▸ GIVEN INSTRUCTION: Collect all the lines that mention the word "routes".

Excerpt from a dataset
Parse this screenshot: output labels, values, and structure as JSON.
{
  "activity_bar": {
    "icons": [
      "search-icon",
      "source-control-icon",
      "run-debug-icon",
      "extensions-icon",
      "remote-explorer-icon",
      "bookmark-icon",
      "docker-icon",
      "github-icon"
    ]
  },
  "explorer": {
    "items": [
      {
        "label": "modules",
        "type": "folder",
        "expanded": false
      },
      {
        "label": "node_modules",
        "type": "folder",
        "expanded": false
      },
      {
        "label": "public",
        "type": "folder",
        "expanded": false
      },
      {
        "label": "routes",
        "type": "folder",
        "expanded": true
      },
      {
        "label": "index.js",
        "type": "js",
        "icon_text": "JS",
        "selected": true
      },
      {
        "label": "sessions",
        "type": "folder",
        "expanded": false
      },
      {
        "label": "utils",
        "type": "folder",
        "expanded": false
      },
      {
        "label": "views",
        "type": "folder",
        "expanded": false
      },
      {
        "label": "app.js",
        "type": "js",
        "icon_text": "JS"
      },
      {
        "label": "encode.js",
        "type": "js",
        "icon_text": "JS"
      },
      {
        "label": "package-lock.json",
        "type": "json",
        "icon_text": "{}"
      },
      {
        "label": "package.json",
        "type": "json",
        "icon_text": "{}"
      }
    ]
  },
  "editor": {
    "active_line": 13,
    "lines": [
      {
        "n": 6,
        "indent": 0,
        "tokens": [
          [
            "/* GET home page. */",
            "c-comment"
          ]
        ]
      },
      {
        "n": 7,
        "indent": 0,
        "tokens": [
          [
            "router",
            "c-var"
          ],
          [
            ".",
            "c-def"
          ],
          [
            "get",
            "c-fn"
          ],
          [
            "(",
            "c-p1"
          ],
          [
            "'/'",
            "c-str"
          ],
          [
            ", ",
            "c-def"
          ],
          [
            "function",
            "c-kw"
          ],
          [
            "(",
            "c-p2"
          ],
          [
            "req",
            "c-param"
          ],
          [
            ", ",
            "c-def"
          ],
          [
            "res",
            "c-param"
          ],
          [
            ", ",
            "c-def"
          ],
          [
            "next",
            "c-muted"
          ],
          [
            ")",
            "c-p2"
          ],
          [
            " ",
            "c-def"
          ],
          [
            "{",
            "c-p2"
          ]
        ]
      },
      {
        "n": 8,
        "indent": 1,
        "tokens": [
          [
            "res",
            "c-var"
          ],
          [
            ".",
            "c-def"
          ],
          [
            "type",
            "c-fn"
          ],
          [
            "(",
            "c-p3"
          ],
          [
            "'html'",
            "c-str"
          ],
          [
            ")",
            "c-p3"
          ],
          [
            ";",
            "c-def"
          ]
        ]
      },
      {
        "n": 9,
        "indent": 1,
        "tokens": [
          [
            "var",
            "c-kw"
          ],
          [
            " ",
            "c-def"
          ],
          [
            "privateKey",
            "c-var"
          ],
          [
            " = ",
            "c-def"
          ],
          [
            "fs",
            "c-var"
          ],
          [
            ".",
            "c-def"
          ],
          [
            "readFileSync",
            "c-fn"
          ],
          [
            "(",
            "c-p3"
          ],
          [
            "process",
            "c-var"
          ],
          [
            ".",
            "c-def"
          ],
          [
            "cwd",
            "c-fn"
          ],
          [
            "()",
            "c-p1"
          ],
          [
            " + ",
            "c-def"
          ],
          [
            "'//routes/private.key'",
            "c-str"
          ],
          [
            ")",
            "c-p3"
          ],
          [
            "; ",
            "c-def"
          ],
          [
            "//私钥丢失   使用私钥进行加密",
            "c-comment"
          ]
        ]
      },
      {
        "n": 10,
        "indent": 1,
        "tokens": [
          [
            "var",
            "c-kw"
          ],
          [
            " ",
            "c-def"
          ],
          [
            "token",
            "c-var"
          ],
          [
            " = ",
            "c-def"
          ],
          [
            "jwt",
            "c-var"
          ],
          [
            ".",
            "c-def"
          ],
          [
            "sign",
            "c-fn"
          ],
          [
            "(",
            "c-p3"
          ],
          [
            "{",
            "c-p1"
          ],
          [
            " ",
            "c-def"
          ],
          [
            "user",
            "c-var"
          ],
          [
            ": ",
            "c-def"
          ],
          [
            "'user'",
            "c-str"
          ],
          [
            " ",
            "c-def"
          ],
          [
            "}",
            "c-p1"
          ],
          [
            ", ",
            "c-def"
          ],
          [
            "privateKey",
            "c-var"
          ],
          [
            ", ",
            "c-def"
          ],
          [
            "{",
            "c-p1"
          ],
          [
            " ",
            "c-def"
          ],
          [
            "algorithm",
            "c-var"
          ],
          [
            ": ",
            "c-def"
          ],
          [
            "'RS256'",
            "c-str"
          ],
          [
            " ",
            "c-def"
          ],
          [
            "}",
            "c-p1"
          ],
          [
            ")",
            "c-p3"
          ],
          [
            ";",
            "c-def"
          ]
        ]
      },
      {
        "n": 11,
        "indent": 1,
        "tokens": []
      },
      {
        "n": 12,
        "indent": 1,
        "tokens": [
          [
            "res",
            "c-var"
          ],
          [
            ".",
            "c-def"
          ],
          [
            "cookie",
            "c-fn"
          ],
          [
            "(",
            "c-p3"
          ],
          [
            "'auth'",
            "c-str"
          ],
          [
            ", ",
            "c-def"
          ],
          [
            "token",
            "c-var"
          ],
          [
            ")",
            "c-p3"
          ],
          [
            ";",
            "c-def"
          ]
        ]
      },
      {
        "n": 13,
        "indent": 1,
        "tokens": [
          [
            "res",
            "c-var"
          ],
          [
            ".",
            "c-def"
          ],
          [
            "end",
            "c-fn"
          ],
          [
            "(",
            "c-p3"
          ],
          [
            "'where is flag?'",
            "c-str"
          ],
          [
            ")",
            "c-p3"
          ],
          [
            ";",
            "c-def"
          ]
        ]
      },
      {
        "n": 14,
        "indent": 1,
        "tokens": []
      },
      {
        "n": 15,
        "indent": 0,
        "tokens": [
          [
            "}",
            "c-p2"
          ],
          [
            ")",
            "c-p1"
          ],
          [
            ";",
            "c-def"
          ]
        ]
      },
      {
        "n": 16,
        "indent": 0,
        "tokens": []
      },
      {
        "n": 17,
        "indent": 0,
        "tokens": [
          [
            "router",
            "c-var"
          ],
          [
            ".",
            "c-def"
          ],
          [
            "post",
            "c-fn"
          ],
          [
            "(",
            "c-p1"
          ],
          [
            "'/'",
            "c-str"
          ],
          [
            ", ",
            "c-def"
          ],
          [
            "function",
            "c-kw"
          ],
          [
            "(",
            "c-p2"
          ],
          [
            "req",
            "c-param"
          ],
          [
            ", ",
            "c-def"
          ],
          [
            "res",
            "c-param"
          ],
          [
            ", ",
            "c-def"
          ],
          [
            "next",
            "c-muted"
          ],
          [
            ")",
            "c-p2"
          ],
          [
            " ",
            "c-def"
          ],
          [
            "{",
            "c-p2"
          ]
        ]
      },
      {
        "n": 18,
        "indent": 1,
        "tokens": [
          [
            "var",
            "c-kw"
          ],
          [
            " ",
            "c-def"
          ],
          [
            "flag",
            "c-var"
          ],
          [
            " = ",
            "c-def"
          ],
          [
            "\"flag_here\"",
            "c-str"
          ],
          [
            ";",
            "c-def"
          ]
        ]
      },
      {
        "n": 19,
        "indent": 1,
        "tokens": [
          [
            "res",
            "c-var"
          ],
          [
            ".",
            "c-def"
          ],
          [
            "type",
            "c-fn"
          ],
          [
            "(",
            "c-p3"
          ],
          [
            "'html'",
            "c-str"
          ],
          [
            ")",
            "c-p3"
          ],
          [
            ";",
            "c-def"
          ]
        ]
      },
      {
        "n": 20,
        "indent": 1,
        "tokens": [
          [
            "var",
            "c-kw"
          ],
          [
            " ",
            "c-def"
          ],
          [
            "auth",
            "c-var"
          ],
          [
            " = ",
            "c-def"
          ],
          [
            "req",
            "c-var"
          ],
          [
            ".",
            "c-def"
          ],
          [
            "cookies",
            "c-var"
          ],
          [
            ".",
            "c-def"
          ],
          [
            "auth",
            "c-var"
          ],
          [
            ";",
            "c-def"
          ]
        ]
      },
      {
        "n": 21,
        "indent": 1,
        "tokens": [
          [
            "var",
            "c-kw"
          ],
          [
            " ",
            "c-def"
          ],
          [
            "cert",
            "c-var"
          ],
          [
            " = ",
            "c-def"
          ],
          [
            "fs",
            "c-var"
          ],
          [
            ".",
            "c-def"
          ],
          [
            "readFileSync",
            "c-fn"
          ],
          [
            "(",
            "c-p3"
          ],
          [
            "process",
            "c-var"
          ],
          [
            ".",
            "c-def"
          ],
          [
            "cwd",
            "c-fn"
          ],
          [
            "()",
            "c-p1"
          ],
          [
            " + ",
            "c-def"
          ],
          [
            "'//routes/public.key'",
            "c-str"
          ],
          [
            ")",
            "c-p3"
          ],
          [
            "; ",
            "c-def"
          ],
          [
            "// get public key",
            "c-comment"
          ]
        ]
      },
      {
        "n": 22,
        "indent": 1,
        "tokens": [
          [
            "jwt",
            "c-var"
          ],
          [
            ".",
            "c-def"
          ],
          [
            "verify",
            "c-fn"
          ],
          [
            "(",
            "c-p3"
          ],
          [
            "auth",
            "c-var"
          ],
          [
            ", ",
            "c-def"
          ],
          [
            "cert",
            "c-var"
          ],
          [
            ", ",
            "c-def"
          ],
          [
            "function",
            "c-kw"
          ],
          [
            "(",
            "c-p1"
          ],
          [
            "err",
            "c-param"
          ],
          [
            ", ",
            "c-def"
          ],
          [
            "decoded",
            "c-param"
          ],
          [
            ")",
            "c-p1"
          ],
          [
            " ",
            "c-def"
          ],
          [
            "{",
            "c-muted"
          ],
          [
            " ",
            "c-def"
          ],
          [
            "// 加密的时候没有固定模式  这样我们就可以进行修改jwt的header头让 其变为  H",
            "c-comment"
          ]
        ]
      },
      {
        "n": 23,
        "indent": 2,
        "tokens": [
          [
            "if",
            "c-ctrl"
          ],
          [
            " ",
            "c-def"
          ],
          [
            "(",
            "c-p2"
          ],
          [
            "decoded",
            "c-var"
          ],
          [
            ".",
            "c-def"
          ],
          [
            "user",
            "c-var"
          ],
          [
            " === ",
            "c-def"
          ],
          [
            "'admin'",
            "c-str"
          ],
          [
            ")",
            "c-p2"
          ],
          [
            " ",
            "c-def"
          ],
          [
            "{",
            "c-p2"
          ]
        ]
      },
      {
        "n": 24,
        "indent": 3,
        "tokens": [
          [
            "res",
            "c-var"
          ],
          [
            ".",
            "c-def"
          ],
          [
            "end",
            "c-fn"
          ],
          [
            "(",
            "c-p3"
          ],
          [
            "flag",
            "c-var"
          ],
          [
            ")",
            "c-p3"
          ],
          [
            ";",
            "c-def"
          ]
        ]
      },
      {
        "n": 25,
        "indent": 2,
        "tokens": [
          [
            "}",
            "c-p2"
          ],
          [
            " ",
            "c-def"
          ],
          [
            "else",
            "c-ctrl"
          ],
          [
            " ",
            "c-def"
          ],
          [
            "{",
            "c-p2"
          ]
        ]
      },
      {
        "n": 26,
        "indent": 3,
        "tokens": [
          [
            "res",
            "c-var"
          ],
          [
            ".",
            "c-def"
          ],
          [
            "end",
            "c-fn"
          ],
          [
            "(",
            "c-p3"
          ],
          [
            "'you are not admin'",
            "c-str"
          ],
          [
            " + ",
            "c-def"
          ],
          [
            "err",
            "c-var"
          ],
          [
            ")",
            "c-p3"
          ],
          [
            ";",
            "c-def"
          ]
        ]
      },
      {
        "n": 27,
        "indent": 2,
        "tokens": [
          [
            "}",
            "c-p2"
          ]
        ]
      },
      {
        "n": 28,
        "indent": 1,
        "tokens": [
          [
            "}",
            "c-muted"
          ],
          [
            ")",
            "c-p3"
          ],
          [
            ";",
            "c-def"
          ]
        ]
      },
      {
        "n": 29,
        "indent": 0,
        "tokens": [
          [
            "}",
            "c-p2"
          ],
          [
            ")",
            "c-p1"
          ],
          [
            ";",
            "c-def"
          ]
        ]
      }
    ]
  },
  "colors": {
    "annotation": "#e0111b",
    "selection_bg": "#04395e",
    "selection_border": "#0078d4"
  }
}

▸ CORRECT RESULT:
        "label": "routes",
            "'//routes/private.key'",
            "'//routes/public.key'",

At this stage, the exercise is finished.